§ Recorded information
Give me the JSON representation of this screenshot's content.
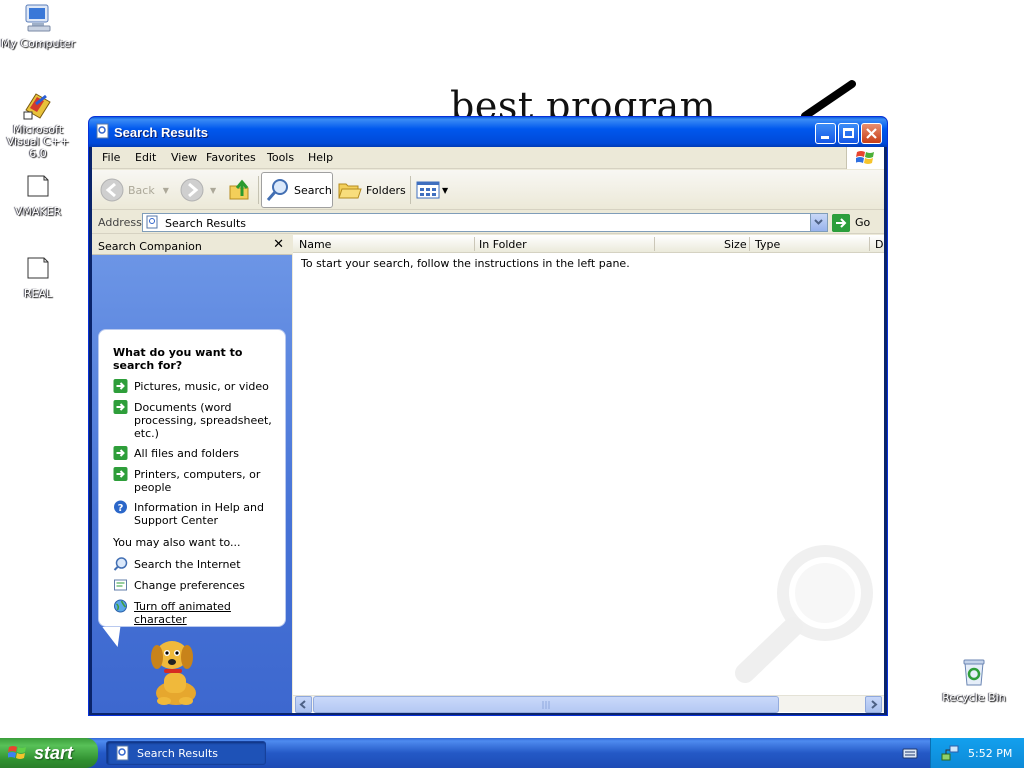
{
  "desktop": {
    "icons": [
      {
        "label": "My Computer"
      },
      {
        "label": "Microsoft Visual C++ 6.0"
      },
      {
        "label": "VMAKER"
      },
      {
        "label": "REAL"
      },
      {
        "label": "Recycle Bin"
      }
    ],
    "wallpaper_text": "best program"
  },
  "window": {
    "title": "Search Results",
    "menu": [
      "File",
      "Edit",
      "View",
      "Favorites",
      "Tools",
      "Help"
    ],
    "toolbar": {
      "back": "Back",
      "search": "Search",
      "folders": "Folders"
    },
    "address": {
      "label": "Address",
      "value": "Search Results",
      "go": "Go"
    }
  },
  "companion": {
    "header": "Search Companion",
    "question": "What do you want to search for?",
    "options": [
      {
        "label": "Pictures, music, or video",
        "icon": "green-arrow-icon"
      },
      {
        "label": "Documents (word processing, spreadsheet, etc.)",
        "icon": "green-arrow-icon"
      },
      {
        "label": "All files and folders",
        "icon": "green-arrow-icon"
      },
      {
        "label": "Printers, computers, or people",
        "icon": "green-arrow-icon"
      },
      {
        "label": "Information in Help and Support Center",
        "icon": "help-icon"
      }
    ],
    "also_label": "You may also want to...",
    "also": [
      {
        "label": "Search the Internet",
        "icon": "search-internet-icon"
      },
      {
        "label": "Change preferences",
        "icon": "preferences-icon"
      },
      {
        "label": "Turn off animated character",
        "icon": "globe-icon"
      }
    ]
  },
  "results": {
    "columns": [
      "Name",
      "In Folder",
      "Size",
      "Type",
      "D"
    ],
    "empty_message": "To start your search, follow the instructions in the left pane."
  },
  "taskbar": {
    "start": "start",
    "task_label": "Search Results",
    "clock": "5:52 PM"
  },
  "colors": {
    "titlebar": "#0058ee",
    "taskbar": "#2459c6",
    "start": "#3b9e3b",
    "pane": "#4773d6"
  }
}
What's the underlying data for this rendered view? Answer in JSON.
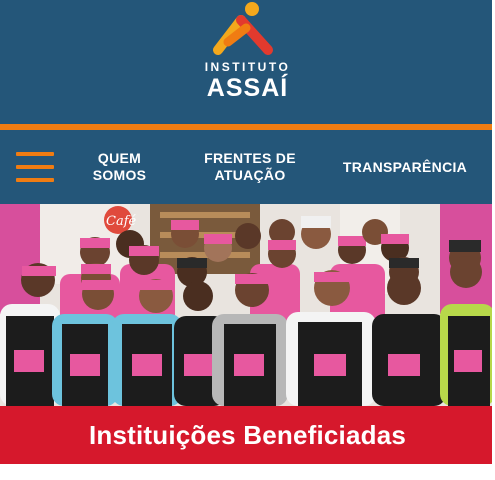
{
  "logo": {
    "line1": "INSTITUTO",
    "line2": "ASSAÍ",
    "colors": {
      "orange": "#f07c12",
      "red": "#e23a2e",
      "yellow": "#f4a81c"
    }
  },
  "nav": {
    "menu_icon": "hamburger-menu-icon",
    "items": [
      {
        "line1": "QUEM",
        "line2": "SOMOS"
      },
      {
        "line1": "FRENTES DE",
        "line2": "ATUAÇÃO"
      },
      {
        "line1": "TRANSPARÊNCIA",
        "line2": ""
      }
    ]
  },
  "photo": {
    "sign_text": "Café"
  },
  "banner": {
    "title": "Instituições Beneficiadas"
  },
  "colors": {
    "header_blue": "#245679",
    "accent_orange": "#f07c12",
    "banner_red": "#d6182c"
  }
}
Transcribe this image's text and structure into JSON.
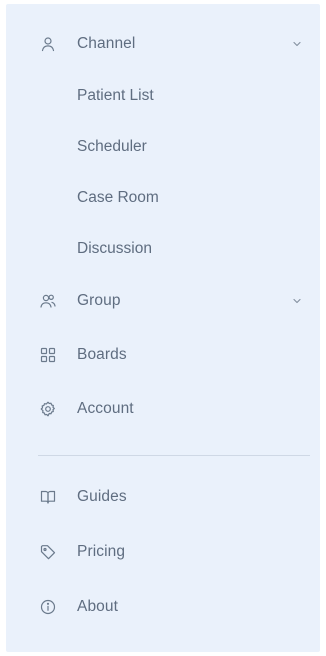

§ Stated goal
Give back each entry exactly as it appears, with no pictures.

§ Result below
Give me the JSON representation of this screenshot's content.
{
  "desktop": {
    "icons": [
      {
        "label": "My Computer"
      },
      {
        "label": "Microsoft Visual C++ 6.0"
      },
      {
        "label": "VMAKER"
      },
      {
        "label": "REAL"
      },
      {
        "label": "Recycle Bin"
      }
    ],
    "wallpaper_text": "best program"
  },
  "window": {
    "title": "Search Results",
    "menu": [
      "File",
      "Edit",
      "View",
      "Favorites",
      "Tools",
      "Help"
    ],
    "toolbar": {
      "back": "Back",
      "search": "Search",
      "folders": "Folders"
    },
    "address": {
      "label": "Address",
      "value": "Search Results",
      "go": "Go"
    }
  },
  "companion": {
    "header": "Search Companion",
    "question": "What do you want to search for?",
    "options": [
      {
        "label": "Pictures, music, or video",
        "icon": "green-arrow-icon"
      },
      {
        "label": "Documents (word processing, spreadsheet, etc.)",
        "icon": "green-arrow-icon"
      },
      {
        "label": "All files and folders",
        "icon": "green-arrow-icon"
      },
      {
        "label": "Printers, computers, or people",
        "icon": "green-arrow-icon"
      },
      {
        "label": "Information in Help and Support Center",
        "icon": "help-icon"
      }
    ],
    "also_label": "You may also want to...",
    "also": [
      {
        "label": "Search the Internet",
        "icon": "search-internet-icon"
      },
      {
        "label": "Change preferences",
        "icon": "preferences-icon"
      },
      {
        "label": "Turn off animated character",
        "icon": "globe-icon"
      }
    ]
  },
  "results": {
    "columns": [
      "Name",
      "In Folder",
      "Size",
      "Type",
      "D"
    ],
    "empty_message": "To start your search, follow the instructions in the left pane."
  },
  "taskbar": {
    "start": "start",
    "task_label": "Search Results",
    "clock": "5:52 PM"
  },
  "colors": {
    "titlebar": "#0058ee",
    "taskbar": "#2459c6",
    "start": "#3b9e3b",
    "pane": "#4773d6"
  }
}
What's the underlying data for this rendered view? Answer in JSON.
{
  "logo": {
    "line1": "INSTITUTO",
    "line2": "ASSAÍ",
    "colors": {
      "orange": "#f07c12",
      "red": "#e23a2e",
      "yellow": "#f4a81c"
    }
  },
  "nav": {
    "menu_icon": "hamburger-menu-icon",
    "items": [
      {
        "line1": "QUEM",
        "line2": "SOMOS"
      },
      {
        "line1": "FRENTES DE",
        "line2": "ATUAÇÃO"
      },
      {
        "line1": "TRANSPARÊNCIA",
        "line2": ""
      }
    ]
  },
  "photo": {
    "sign_text": "Café"
  },
  "banner": {
    "title": "Instituições Beneficiadas"
  },
  "colors": {
    "header_blue": "#245679",
    "accent_orange": "#f07c12",
    "banner_red": "#d6182c"
  }
}
Transcribe this image's text and structure into JSON.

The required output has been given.